Problems to solve –
A: From the article on the radio station WSFI, retype the passage between "WSFI (88.5 FM)" and "Catholic radio format.", inclusive.
B: For each statement, say yes or no according to the WSFI article and quote the words that settle it: (i) WSFI is owned by BVM Helping Hands; (ii) the FCC assigned the WSFI call letters in 2014; (iii) BVM Helping Hands bought 88.7 WCHQ for $500,000.
C: According to the WSFI article, what did the callsign for 88.7 change to on September 16, 2025?

Selected extract –
· · · ·
WSFI
- Antioch, Illinois; United States;
- Broadcast area: Waukegan, Illinois
- Frequency: 88.5 MHz
- Branding: WSFI Catholic Radio 88.5 FM

Programming
- Format: Catholic

Ownership
- Owner: BVM Helping Hands

History
- First air date: 2014

Technical information
- Licensing authority: FCC
- Facility ID: 175700
- Class: B1
- ERP: 6,100 watts
- HAAT: 115.3 meters (378 ft)
- Transmitter coordinates: 42°28′48.9″N 88°11′41.7″W﻿ / ﻿42.480250°N 88.194917°W

Links
- Public license information: Public file; LMS;
- Webcast: Listen live
- Website: wsficatholicradio.org

= WSFI =

WSFI (88.5 FM) is a radio station licensed to serve the community of Antioch, Illinois. The station is owned by BVM Helping Hands, and airs a Catholic radio format.

The station was assigned the WSFI call letters by the Federal Communications Commission on December 17, 2010.

WSFI briefly had airtime on AM 750 WNDZ from 2021 until 2024. On July 16, 2025, BVM Helping Hands purchased 88.7 WCHQ in Indian Creek, which had been broadcasting an alternative/Christian rock format, from the Call Communications Group for $300,000. On September 16, 2025, the callsign for 88.7 changed to WSFV.
· · · ·
Extracted data entries
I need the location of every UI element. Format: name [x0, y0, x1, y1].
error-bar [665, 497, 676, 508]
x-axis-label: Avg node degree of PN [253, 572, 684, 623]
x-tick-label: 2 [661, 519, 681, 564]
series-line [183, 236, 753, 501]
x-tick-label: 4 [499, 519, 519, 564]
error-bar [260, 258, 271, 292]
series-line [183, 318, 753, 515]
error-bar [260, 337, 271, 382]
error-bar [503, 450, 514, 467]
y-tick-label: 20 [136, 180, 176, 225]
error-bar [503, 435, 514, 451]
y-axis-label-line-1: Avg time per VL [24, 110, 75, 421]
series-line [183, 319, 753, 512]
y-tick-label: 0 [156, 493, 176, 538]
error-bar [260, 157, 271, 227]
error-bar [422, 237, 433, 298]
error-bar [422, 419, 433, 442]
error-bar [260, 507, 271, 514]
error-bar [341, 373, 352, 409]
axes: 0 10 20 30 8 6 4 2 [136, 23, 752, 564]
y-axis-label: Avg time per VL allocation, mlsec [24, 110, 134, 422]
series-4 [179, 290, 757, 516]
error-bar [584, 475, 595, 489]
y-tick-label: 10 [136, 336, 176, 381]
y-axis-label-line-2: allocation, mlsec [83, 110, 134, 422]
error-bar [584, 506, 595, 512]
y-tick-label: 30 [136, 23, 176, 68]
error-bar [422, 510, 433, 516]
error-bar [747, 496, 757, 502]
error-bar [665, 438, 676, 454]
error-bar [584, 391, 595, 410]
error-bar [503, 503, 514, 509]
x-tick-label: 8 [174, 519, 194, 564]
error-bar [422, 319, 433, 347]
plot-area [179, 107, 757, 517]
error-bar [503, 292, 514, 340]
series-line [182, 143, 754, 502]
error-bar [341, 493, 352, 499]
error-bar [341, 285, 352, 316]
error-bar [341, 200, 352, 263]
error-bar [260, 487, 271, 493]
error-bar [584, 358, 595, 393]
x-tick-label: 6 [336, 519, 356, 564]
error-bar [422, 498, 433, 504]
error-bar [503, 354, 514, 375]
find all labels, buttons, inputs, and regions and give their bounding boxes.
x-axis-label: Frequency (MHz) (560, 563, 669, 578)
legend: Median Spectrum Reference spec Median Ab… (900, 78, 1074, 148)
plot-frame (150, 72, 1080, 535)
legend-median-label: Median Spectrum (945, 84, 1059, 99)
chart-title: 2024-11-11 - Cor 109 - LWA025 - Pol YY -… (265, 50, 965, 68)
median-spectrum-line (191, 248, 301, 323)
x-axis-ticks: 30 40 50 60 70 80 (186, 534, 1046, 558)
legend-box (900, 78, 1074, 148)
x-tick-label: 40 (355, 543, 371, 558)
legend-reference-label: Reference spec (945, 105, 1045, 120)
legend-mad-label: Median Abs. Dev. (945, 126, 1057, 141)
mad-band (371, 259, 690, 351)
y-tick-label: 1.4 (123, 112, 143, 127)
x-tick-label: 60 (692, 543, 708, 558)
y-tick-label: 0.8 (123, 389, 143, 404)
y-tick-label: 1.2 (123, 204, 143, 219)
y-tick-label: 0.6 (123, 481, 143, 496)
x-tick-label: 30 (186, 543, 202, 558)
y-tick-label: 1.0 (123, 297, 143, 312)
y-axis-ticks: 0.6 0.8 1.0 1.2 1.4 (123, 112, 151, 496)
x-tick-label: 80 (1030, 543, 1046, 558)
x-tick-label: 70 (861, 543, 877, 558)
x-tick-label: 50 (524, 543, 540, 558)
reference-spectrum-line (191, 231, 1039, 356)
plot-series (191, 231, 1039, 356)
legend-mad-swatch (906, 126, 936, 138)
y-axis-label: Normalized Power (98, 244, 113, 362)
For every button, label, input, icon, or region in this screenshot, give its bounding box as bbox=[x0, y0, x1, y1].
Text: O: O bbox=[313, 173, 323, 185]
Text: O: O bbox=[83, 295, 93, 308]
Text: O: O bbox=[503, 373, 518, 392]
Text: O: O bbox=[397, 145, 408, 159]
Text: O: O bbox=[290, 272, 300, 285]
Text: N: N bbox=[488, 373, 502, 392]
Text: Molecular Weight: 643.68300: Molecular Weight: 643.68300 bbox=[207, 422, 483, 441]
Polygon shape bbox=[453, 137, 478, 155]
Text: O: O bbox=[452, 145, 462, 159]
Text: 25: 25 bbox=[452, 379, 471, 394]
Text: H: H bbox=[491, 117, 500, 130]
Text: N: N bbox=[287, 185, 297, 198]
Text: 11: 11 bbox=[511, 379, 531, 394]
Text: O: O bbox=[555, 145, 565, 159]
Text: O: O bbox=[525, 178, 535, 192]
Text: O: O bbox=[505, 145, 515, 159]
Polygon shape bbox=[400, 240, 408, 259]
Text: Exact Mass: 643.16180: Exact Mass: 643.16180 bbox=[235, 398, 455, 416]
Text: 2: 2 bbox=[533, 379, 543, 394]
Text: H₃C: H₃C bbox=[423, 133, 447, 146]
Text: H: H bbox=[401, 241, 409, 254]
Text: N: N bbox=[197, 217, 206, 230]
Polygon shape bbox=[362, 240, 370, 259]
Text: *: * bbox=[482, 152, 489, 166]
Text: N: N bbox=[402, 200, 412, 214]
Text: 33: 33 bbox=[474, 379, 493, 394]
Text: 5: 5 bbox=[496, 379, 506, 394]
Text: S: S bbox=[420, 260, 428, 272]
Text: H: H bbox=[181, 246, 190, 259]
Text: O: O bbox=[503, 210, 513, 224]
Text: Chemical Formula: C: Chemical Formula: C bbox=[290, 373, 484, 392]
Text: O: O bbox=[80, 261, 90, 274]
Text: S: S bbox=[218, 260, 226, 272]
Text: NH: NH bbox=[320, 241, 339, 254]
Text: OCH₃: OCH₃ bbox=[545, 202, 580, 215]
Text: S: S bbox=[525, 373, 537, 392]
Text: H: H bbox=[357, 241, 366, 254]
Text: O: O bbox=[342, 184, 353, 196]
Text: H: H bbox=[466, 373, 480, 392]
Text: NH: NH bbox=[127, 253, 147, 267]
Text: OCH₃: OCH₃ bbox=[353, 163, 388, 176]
· · · ·
Task results –
A:
WSFI (88.5 FM) is a radio station licensed to serve the community of Antioch, Illinois. The station is owned by BVM Helping Hands, and airs a Catholic radio format.

B:
(i) Yes: "The station is owned by BVM Helping Hands"
(ii) No: "assigned the WSFI call letters by the Federal Communications Commission on December 17, 2010"
(iii) No: "from the Call Communications Group for $300,000"

C: WSFV